## RECORDS SHOWN
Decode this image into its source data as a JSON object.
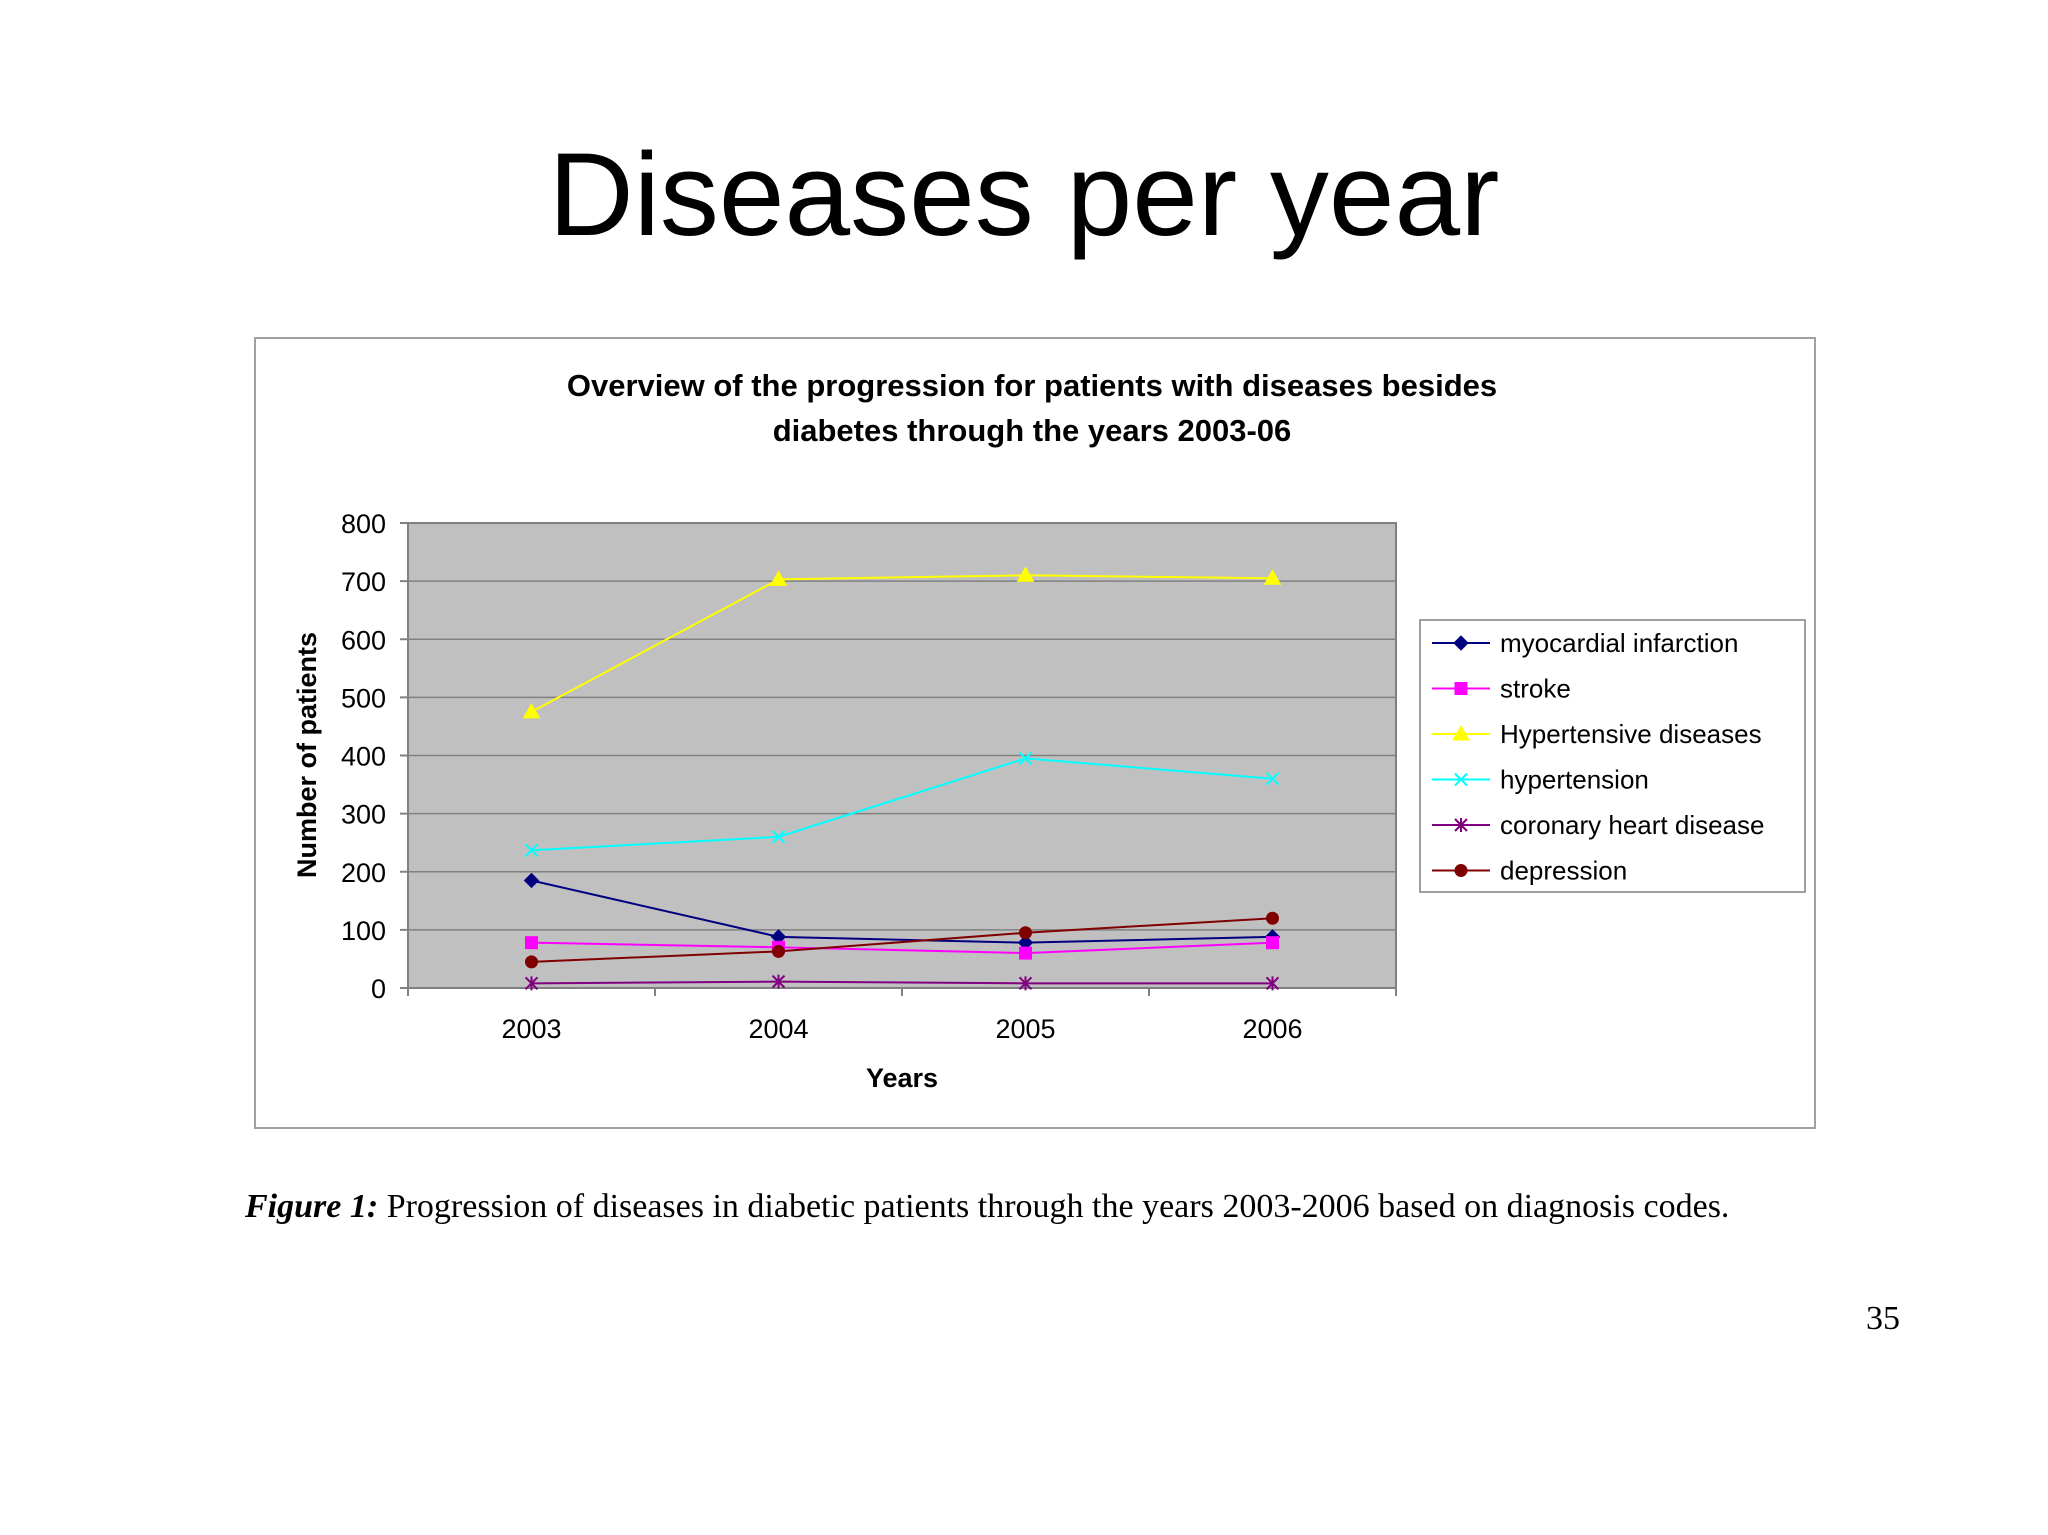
{
  "slide": {
    "title": "Diseases per year",
    "caption_label": "Figure 1:",
    "caption_text": " Progression of diseases in diabetic patients through the years 2003-2006 based on diagnosis codes.",
    "page_number": "35"
  },
  "chart_data": {
    "type": "line",
    "title_line1": "Overview of the progression for patients with diseases besides",
    "title_line2": "diabetes through the years 2003-06",
    "xlabel": "Years",
    "ylabel": "Number of patients",
    "categories": [
      "2003",
      "2004",
      "2005",
      "2006"
    ],
    "ylim": [
      0,
      800
    ],
    "yticks": [
      0,
      100,
      200,
      300,
      400,
      500,
      600,
      700,
      800
    ],
    "grid": true,
    "plot_background": "#c0c0c0",
    "legend_position": "right",
    "series": [
      {
        "name": "myocardial infarction",
        "values": [
          185,
          88,
          78,
          88
        ],
        "color": "#000080",
        "marker": "diamond"
      },
      {
        "name": "stroke",
        "values": [
          78,
          70,
          60,
          78
        ],
        "color": "#ff00ff",
        "marker": "square"
      },
      {
        "name": "Hypertensive diseases",
        "values": [
          475,
          703,
          710,
          705
        ],
        "color": "#ffff00",
        "marker": "triangle"
      },
      {
        "name": "hypertension",
        "values": [
          237,
          260,
          395,
          360
        ],
        "color": "#00ffff",
        "marker": "x"
      },
      {
        "name": "coronary heart disease",
        "values": [
          8,
          11,
          8,
          8
        ],
        "color": "#800080",
        "marker": "star"
      },
      {
        "name": "depression",
        "values": [
          45,
          63,
          95,
          120
        ],
        "color": "#800000",
        "marker": "circle"
      }
    ]
  }
}
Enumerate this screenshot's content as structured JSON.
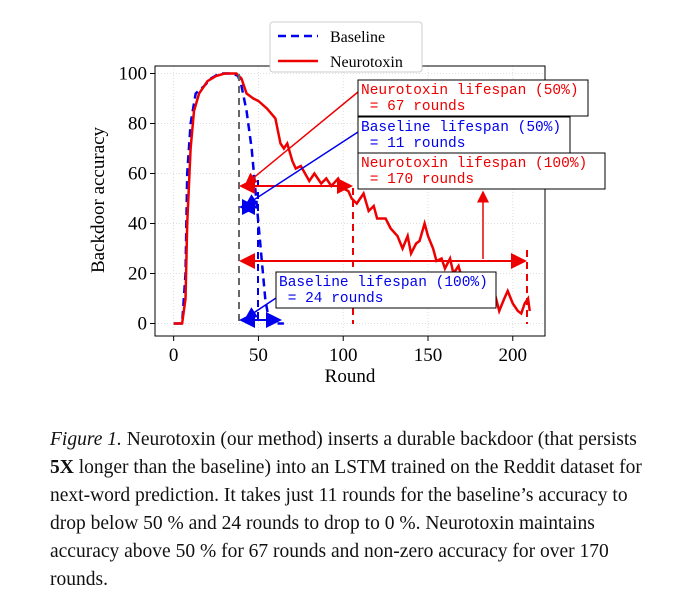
{
  "chart_data": {
    "type": "line",
    "x_label": "Round",
    "y_label": "Backdoor accuracy",
    "xlim": [
      -11,
      219
    ],
    "ylim": [
      -5,
      103
    ],
    "xticks": [
      0,
      50,
      100,
      150,
      200
    ],
    "yticks": [
      0,
      20,
      40,
      60,
      80,
      100
    ],
    "grid": true,
    "legend": "top",
    "series": [
      {
        "name": "Baseline",
        "color": "#0000ee",
        "dash": true,
        "x": [
          0,
          5,
          7,
          8,
          10,
          13,
          18,
          22,
          27,
          35,
          38,
          40,
          43,
          46,
          48,
          50,
          52,
          54,
          56,
          58,
          65
        ],
        "values": [
          0,
          0,
          20,
          60,
          80,
          92,
          95,
          98,
          100,
          100,
          99,
          95,
          85,
          70,
          55,
          40,
          25,
          10,
          2,
          0,
          0
        ]
      },
      {
        "name": "Neurotoxin",
        "color": "#ee0000",
        "dash": false,
        "x": [
          0,
          5,
          7,
          8,
          10,
          12,
          15,
          20,
          25,
          30,
          37,
          40,
          43,
          47,
          50,
          55,
          60,
          63,
          65,
          67,
          70,
          72,
          75,
          80,
          83,
          87,
          90,
          93,
          97,
          100,
          103,
          105,
          108,
          112,
          115,
          118,
          120,
          125,
          128,
          132,
          135,
          138,
          140,
          143,
          145,
          148,
          150,
          153,
          155,
          158,
          160,
          163,
          165,
          168,
          170,
          175,
          180,
          183,
          186,
          189,
          192,
          195,
          197,
          200,
          203,
          205,
          207,
          209,
          210
        ],
        "values": [
          0,
          0,
          10,
          40,
          70,
          85,
          92,
          97,
          99,
          100,
          100,
          98,
          92,
          90,
          89,
          86,
          82,
          72,
          70,
          72,
          65,
          62,
          63,
          57,
          60,
          56,
          58,
          55,
          58,
          54,
          53,
          50,
          48,
          52,
          45,
          47,
          42,
          42,
          38,
          35,
          30,
          35,
          28,
          32,
          33,
          40,
          35,
          30,
          25,
          26,
          22,
          26,
          20,
          23,
          18,
          20,
          15,
          12,
          18,
          13,
          5,
          10,
          13,
          8,
          5,
          4,
          8,
          10,
          5
        ]
      }
    ],
    "annotations": [
      {
        "lines": [
          "Neurotoxin lifespan (50%)",
          " = 67 rounds"
        ],
        "color": "#ee0000"
      },
      {
        "lines": [
          "Baseline lifespan (50%)",
          " = 11 rounds"
        ],
        "color": "#0000ee"
      },
      {
        "lines": [
          "Neurotoxin lifespan (100%)",
          " = 170 rounds"
        ],
        "color": "#ee0000"
      },
      {
        "lines": [
          "Baseline lifespan (100%)",
          " = 24 rounds"
        ],
        "color": "#0000ee"
      }
    ]
  },
  "caption": {
    "label": "Figure 1.",
    "before": " Neurotoxin (our method) inserts a durable backdoor (that persists ",
    "bold": "5X",
    "after": " longer than the baseline) into an LSTM trained on the Reddit dataset for next-word prediction. It takes just 11 rounds for the baseline’s accuracy to drop below 50 % and 24 rounds to drop to 0 %. Neurotoxin maintains accuracy above 50 % for 67 rounds and non-zero accuracy for over 170 rounds."
  }
}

## DIRECTIONS FOR THIS TASK
Leaving the pictures aside, transcribe the entire listing exactly.

## EXPECTED ANSWER
Decode this image into its source data as a JSON object.
{
  "slide": {
    "title": "Diseases per year",
    "caption_label": "Figure 1:",
    "caption_text": " Progression of diseases in diabetic patients through the years 2003-2006 based on diagnosis codes.",
    "page_number": "35"
  },
  "chart_data": {
    "type": "line",
    "title_line1": "Overview of the progression for patients with diseases besides",
    "title_line2": "diabetes through the years 2003-06",
    "xlabel": "Years",
    "ylabel": "Number of patients",
    "categories": [
      "2003",
      "2004",
      "2005",
      "2006"
    ],
    "ylim": [
      0,
      800
    ],
    "yticks": [
      0,
      100,
      200,
      300,
      400,
      500,
      600,
      700,
      800
    ],
    "grid": true,
    "plot_background": "#c0c0c0",
    "legend_position": "right",
    "series": [
      {
        "name": "myocardial infarction",
        "values": [
          185,
          88,
          78,
          88
        ],
        "color": "#000080",
        "marker": "diamond"
      },
      {
        "name": "stroke",
        "values": [
          78,
          70,
          60,
          78
        ],
        "color": "#ff00ff",
        "marker": "square"
      },
      {
        "name": "Hypertensive diseases",
        "values": [
          475,
          703,
          710,
          705
        ],
        "color": "#ffff00",
        "marker": "triangle"
      },
      {
        "name": "hypertension",
        "values": [
          237,
          260,
          395,
          360
        ],
        "color": "#00ffff",
        "marker": "x"
      },
      {
        "name": "coronary heart disease",
        "values": [
          8,
          11,
          8,
          8
        ],
        "color": "#800080",
        "marker": "star"
      },
      {
        "name": "depression",
        "values": [
          45,
          63,
          95,
          120
        ],
        "color": "#800000",
        "marker": "circle"
      }
    ]
  }
}
Enumerate this screenshot's content as structured JSON.
{
  "chart_data": {
    "type": "line",
    "x_label": "Round",
    "y_label": "Backdoor accuracy",
    "xlim": [
      -11,
      219
    ],
    "ylim": [
      -5,
      103
    ],
    "xticks": [
      0,
      50,
      100,
      150,
      200
    ],
    "yticks": [
      0,
      20,
      40,
      60,
      80,
      100
    ],
    "grid": true,
    "legend": "top",
    "series": [
      {
        "name": "Baseline",
        "color": "#0000ee",
        "dash": true,
        "x": [
          0,
          5,
          7,
          8,
          10,
          13,
          18,
          22,
          27,
          35,
          38,
          40,
          43,
          46,
          48,
          50,
          52,
          54,
          56,
          58,
          65
        ],
        "values": [
          0,
          0,
          20,
          60,
          80,
          92,
          95,
          98,
          100,
          100,
          99,
          95,
          85,
          70,
          55,
          40,
          25,
          10,
          2,
          0,
          0
        ]
      },
      {
        "name": "Neurotoxin",
        "color": "#ee0000",
        "dash": false,
        "x": [
          0,
          5,
          7,
          8,
          10,
          12,
          15,
          20,
          25,
          30,
          37,
          40,
          43,
          47,
          50,
          55,
          60,
          63,
          65,
          67,
          70,
          72,
          75,
          80,
          83,
          87,
          90,
          93,
          97,
          100,
          103,
          105,
          108,
          112,
          115,
          118,
          120,
          125,
          128,
          132,
          135,
          138,
          140,
          143,
          145,
          148,
          150,
          153,
          155,
          158,
          160,
          163,
          165,
          168,
          170,
          175,
          180,
          183,
          186,
          189,
          192,
          195,
          197,
          200,
          203,
          205,
          207,
          209,
          210
        ],
        "values": [
          0,
          0,
          10,
          40,
          70,
          85,
          92,
          97,
          99,
          100,
          100,
          98,
          92,
          90,
          89,
          86,
          82,
          72,
          70,
          72,
          65,
          62,
          63,
          57,
          60,
          56,
          58,
          55,
          58,
          54,
          53,
          50,
          48,
          52,
          45,
          47,
          42,
          42,
          38,
          35,
          30,
          35,
          28,
          32,
          33,
          40,
          35,
          30,
          25,
          26,
          22,
          26,
          20,
          23,
          18,
          20,
          15,
          12,
          18,
          13,
          5,
          10,
          13,
          8,
          5,
          4,
          8,
          10,
          5
        ]
      }
    ],
    "annotations": [
      {
        "lines": [
          "Neurotoxin lifespan (50%)",
          " = 67 rounds"
        ],
        "color": "#ee0000"
      },
      {
        "lines": [
          "Baseline lifespan (50%)",
          " = 11 rounds"
        ],
        "color": "#0000ee"
      },
      {
        "lines": [
          "Neurotoxin lifespan (100%)",
          " = 170 rounds"
        ],
        "color": "#ee0000"
      },
      {
        "lines": [
          "Baseline lifespan (100%)",
          " = 24 rounds"
        ],
        "color": "#0000ee"
      }
    ]
  },
  "caption": {
    "label": "Figure 1.",
    "before": " Neurotoxin (our method) inserts a durable backdoor (that persists ",
    "bold": "5X",
    "after": " longer than the baseline) into an LSTM trained on the Reddit dataset for next-word prediction. It takes just 11 rounds for the baseline’s accuracy to drop below 50 % and 24 rounds to drop to 0 %. Neurotoxin maintains accuracy above 50 % for 67 rounds and non-zero accuracy for over 170 rounds."
  }
}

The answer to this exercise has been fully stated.